>>>>>
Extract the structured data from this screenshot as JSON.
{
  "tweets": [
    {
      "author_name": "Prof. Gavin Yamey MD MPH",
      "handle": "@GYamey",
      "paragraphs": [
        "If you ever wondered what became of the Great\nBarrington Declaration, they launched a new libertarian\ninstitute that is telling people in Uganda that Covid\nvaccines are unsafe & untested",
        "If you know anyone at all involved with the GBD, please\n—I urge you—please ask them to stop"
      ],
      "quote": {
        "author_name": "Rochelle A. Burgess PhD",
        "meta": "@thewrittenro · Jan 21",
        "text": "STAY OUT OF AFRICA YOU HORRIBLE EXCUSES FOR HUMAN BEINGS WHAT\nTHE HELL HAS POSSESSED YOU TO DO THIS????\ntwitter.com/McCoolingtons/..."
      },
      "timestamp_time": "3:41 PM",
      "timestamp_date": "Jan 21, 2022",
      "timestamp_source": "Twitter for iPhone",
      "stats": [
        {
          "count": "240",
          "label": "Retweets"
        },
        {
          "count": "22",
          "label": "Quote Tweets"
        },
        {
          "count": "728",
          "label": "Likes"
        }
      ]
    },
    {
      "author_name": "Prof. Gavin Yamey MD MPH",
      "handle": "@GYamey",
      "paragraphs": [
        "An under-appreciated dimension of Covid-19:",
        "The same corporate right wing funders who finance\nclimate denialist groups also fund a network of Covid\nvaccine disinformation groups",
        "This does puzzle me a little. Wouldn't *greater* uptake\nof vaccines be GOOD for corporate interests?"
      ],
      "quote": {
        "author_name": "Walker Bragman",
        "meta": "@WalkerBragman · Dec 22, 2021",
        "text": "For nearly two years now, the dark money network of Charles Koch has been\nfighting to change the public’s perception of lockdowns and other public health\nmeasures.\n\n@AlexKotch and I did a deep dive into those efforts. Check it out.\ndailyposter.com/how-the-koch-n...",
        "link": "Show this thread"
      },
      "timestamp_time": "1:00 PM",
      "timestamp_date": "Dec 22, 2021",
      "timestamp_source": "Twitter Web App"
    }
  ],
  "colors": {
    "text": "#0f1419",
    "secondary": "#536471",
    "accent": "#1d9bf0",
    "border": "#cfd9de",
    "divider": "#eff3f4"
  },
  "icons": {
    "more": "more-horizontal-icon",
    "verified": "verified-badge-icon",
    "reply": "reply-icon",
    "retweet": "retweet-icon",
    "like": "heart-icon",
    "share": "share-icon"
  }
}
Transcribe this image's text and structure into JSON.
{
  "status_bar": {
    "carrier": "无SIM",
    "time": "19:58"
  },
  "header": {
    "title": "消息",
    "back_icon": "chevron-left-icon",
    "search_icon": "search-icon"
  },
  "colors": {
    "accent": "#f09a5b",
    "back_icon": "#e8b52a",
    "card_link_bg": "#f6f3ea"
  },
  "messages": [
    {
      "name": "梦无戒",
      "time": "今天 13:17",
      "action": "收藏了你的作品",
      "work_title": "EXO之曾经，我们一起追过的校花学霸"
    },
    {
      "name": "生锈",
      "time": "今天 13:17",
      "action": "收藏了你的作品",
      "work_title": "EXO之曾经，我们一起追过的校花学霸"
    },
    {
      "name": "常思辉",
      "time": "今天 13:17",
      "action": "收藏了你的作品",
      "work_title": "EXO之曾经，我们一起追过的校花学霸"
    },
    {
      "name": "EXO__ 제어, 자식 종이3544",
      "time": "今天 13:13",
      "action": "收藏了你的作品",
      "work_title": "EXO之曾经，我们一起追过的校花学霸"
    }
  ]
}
<<<<<
>>>>>
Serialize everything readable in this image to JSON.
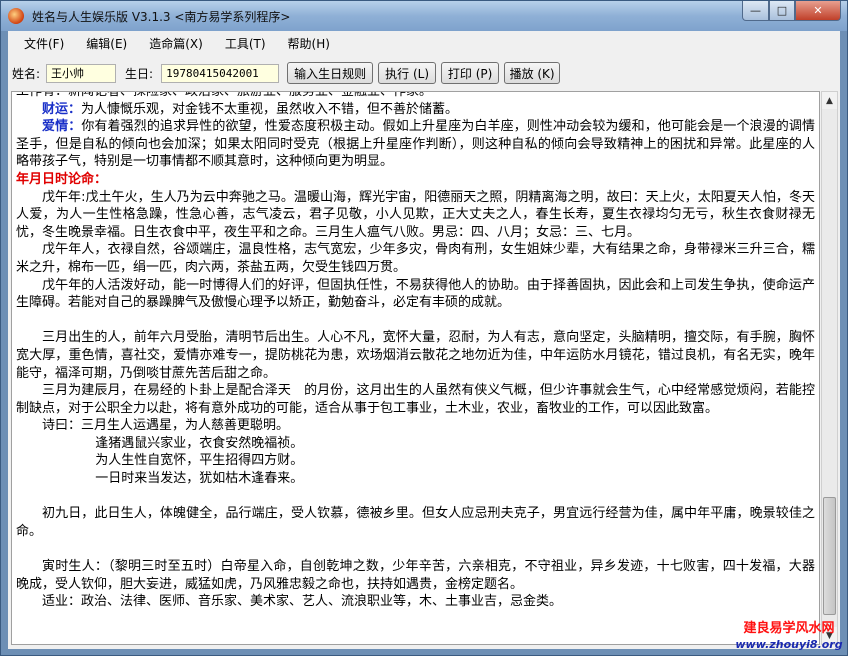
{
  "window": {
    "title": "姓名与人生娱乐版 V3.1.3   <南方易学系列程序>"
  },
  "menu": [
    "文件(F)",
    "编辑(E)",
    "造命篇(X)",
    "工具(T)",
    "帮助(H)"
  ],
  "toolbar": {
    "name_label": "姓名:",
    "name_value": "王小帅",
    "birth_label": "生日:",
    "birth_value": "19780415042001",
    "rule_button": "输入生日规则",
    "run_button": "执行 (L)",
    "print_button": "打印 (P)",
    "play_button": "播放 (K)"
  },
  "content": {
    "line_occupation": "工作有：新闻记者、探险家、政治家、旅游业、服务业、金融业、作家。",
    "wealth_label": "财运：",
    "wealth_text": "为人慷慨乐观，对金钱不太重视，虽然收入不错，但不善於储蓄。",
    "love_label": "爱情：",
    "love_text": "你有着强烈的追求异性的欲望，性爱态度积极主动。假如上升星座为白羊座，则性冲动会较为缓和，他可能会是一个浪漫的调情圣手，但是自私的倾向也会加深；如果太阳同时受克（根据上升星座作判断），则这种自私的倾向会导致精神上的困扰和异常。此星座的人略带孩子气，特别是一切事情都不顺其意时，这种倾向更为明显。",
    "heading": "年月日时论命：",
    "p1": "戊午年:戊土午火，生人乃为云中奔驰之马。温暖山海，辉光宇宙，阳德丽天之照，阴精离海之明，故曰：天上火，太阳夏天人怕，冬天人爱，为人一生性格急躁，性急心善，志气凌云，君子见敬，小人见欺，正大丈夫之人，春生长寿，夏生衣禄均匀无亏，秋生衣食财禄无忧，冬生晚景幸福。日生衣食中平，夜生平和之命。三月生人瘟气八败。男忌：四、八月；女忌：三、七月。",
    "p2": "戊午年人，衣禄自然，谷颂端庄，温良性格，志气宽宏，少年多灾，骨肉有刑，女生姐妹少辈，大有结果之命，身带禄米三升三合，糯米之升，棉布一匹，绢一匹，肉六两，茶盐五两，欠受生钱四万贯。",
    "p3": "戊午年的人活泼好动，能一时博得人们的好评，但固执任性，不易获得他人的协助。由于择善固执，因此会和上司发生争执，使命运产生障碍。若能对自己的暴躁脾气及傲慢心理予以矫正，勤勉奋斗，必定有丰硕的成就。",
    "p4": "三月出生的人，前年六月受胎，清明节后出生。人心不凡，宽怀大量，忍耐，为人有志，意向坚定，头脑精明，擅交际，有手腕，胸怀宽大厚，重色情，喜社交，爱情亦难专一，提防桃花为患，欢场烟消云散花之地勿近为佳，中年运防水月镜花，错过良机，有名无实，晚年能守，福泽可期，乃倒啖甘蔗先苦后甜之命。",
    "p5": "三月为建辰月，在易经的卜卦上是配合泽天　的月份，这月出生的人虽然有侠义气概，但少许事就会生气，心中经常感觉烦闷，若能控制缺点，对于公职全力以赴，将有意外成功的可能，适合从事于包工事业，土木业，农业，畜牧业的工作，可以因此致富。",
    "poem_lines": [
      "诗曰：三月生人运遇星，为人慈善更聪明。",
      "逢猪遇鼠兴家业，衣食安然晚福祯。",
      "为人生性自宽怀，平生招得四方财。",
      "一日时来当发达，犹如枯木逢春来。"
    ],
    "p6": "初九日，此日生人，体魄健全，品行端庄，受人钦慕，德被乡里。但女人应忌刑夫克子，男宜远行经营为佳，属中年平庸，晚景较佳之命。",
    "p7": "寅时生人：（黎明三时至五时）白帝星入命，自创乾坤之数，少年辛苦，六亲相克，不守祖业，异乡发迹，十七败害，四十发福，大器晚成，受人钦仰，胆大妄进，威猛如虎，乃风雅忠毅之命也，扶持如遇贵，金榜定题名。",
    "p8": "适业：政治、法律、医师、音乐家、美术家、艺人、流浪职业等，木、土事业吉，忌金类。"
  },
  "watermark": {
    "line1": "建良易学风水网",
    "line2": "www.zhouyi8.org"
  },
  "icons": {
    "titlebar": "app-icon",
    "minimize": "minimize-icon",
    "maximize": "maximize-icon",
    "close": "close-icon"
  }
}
<<<<<
>>>>>
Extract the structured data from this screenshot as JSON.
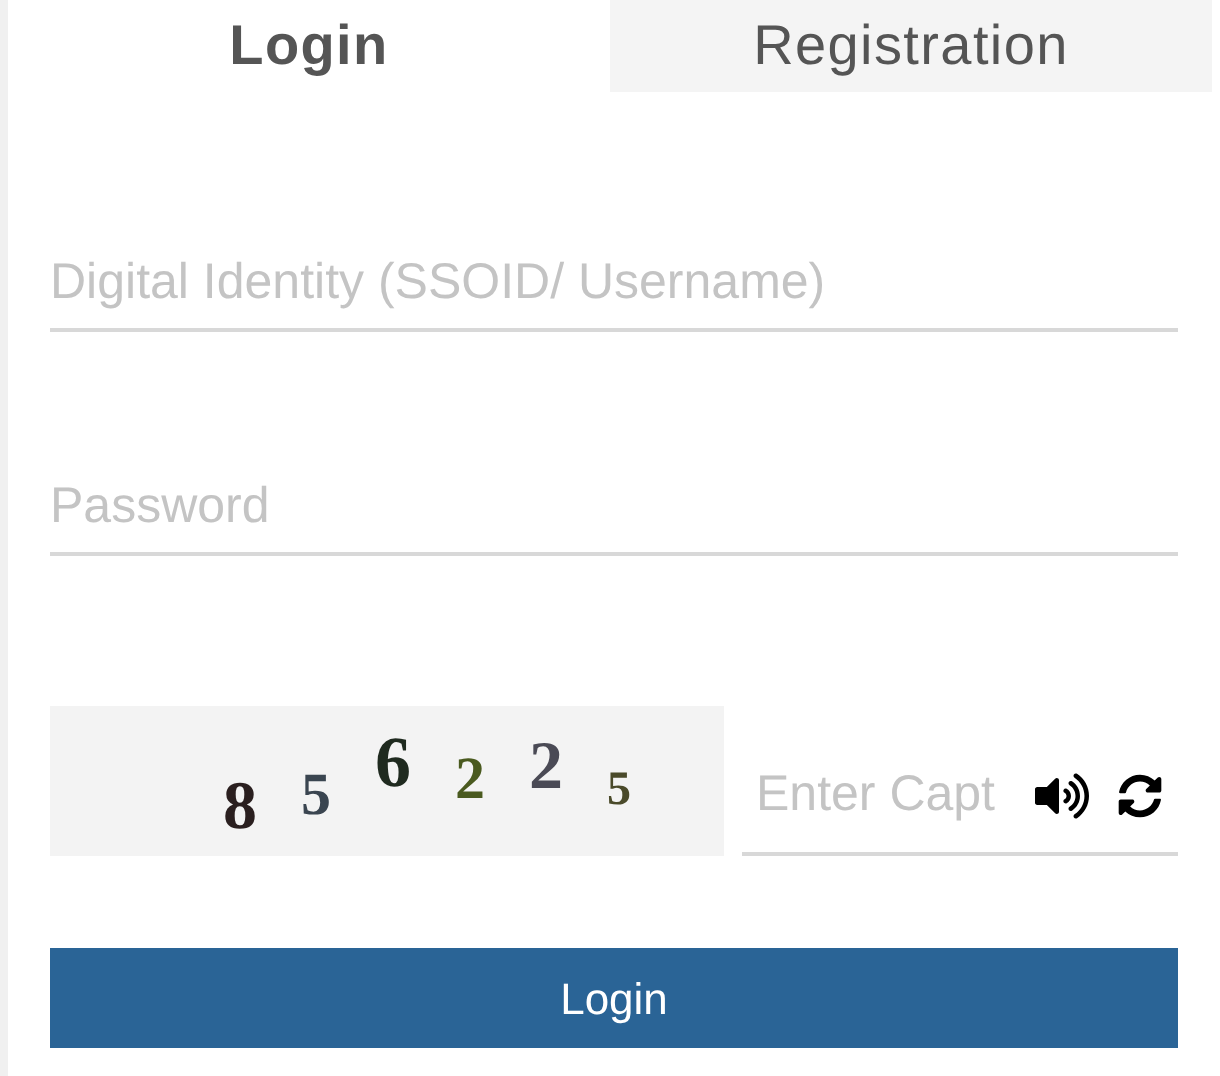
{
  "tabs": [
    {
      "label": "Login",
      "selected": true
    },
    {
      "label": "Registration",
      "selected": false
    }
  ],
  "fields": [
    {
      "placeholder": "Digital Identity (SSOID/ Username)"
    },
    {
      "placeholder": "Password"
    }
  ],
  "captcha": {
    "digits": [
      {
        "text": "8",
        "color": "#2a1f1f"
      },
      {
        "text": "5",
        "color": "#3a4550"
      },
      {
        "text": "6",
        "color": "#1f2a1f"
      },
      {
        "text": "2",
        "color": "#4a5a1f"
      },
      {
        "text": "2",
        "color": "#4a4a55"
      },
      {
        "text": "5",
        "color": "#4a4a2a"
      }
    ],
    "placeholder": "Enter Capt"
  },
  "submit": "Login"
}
<<<<<
GIVEN PROBLEM
Collect the lines that hold "network".

SOLUTION BELOW
        "The same corporate right wing funders who finance\nclimate denialist groups also fund a network of Covid\nvaccine disinformation groups",
        "text": "For nearly two years now, the dark money network of Charles Koch has been\nfighting to change the public’s perception of lockdowns and other public health\nmeasures.\n\n@AlexKotch and I did a deep dive into those efforts. Check it out.\ndailyposter.com/how-the-koch-n...",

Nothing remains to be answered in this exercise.